* Reading text *
Drop in business confidence leads investors out of commodities and equities
TORONTO: Scotiabank’s Commodity Price Index dropped 3.7 percent month-over-month in June, the seventh consecutive monthly decline. The all items index fell 19 percent below the near-term high in April 2011—right before concern over excessive Euro Zone sovereign debt. The correction remains less than half the 46 percent slide in the second half of 2008.
“A sharp loss of business confidence worldwide—linked to Euro Zone financial strains and slowing world growth—led investors to shift from riskier assets such as commodities and equities into the security and liquidity of US Treasury securities,” said Patricia Mohr, VP, economics and commodity market specialist, Scotiabank. “Oil prices—which often trade on global growth expectations rather than industry developments—were particularly dampened by poor confidence.”
Concern over a slowdown in China, with GDP slowing to 7.6 percent in the second quarter of 2012, also took a toll—particularly on industrial metal prices. But the decline in Scotiabank’s commodity price index in June may represent a near-term bottom, with commodity prices rallying back in July. Several positive proposals at the 2012 European Union Summit to shore up Euro Zone financial markets temporarily lifted sentiment for riskier assets, though uncertainty remains. China has also recently shifted to a more aggressive pro-growth monetary and fiscal policy.

* Dataset entries *
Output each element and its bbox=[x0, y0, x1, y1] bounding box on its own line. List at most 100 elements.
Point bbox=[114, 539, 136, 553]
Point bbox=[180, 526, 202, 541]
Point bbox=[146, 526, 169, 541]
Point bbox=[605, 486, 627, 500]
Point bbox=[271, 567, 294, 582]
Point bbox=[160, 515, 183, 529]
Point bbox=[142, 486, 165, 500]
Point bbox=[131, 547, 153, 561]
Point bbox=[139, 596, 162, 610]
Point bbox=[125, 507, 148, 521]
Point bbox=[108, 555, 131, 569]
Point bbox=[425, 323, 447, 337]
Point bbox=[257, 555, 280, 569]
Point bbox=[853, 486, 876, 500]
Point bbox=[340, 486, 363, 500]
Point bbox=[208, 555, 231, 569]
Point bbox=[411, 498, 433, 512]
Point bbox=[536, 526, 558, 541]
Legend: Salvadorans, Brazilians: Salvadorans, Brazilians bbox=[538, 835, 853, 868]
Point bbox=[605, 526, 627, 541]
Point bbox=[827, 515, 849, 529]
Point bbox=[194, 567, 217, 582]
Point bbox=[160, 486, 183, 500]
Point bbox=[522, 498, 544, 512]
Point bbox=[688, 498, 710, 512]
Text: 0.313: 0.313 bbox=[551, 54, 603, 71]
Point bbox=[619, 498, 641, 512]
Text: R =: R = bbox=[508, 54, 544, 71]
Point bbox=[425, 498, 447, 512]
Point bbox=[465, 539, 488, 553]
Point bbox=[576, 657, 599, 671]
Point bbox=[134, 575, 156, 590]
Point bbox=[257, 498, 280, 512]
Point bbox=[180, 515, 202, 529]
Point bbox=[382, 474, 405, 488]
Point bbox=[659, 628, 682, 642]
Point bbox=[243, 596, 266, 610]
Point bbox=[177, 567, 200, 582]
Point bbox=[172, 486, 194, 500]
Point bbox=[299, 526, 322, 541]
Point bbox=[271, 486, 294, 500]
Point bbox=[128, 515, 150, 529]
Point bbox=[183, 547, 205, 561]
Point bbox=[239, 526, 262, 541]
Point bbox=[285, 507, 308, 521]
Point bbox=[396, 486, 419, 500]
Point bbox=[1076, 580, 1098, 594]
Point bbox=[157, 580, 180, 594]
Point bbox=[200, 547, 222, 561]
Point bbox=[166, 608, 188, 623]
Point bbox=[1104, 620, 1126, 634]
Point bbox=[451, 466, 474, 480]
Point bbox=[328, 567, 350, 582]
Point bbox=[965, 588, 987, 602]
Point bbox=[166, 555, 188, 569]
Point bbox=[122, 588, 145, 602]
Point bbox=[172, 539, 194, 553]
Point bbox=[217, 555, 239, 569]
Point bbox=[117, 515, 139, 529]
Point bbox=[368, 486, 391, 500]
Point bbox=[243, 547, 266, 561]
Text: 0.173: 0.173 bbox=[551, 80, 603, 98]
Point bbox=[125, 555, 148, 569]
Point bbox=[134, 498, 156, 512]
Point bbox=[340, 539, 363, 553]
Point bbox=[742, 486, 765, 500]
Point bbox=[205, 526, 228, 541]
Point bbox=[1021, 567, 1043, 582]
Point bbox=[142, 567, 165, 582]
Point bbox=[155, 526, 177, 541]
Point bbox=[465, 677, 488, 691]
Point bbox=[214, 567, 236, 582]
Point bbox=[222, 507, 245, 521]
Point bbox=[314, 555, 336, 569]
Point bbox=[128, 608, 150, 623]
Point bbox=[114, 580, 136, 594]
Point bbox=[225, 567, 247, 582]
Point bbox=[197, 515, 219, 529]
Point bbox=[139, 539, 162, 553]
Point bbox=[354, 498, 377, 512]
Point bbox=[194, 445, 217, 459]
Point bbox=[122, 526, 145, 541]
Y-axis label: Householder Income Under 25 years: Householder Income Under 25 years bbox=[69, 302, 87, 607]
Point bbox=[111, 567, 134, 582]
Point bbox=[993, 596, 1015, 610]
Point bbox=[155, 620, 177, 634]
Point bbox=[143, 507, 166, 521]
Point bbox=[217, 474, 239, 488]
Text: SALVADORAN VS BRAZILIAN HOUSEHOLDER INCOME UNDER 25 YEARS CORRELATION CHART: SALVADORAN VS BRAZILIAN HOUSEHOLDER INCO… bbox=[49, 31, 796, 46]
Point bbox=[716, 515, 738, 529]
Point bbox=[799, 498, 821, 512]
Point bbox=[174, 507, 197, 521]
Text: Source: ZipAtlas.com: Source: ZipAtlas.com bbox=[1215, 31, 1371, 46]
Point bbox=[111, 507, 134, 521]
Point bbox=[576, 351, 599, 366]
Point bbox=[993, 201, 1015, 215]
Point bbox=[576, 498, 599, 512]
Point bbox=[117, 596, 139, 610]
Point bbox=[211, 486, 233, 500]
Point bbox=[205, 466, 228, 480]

* Required task 1 *
List every percentage figure that appears in the commodity price article.
* Required task 2 *
Set down the passage of the commodity price article between "Concern over a" and "and fiscal policy.", inclusive.

* Response 1 *
3.7 percent, 19 percent, 46 percent, 7.6 percent

* Response 2 *
Concern over a slowdown in China, with GDP slowing to 7.6 percent in the second quarter of 2012, also took a toll—particularly on industrial metal prices. But the decline in Scotiabank’s commodity price index in June may represent a near-term bottom, with commodity prices rallying back in July. Several positive proposals at the 2012 European Union Summit to shore up Euro Zone financial markets temporarily lifted sentiment for riskier assets, though uncertainty remains. China has also recently shifted to a more aggressive pro-growth monetary and fiscal policy.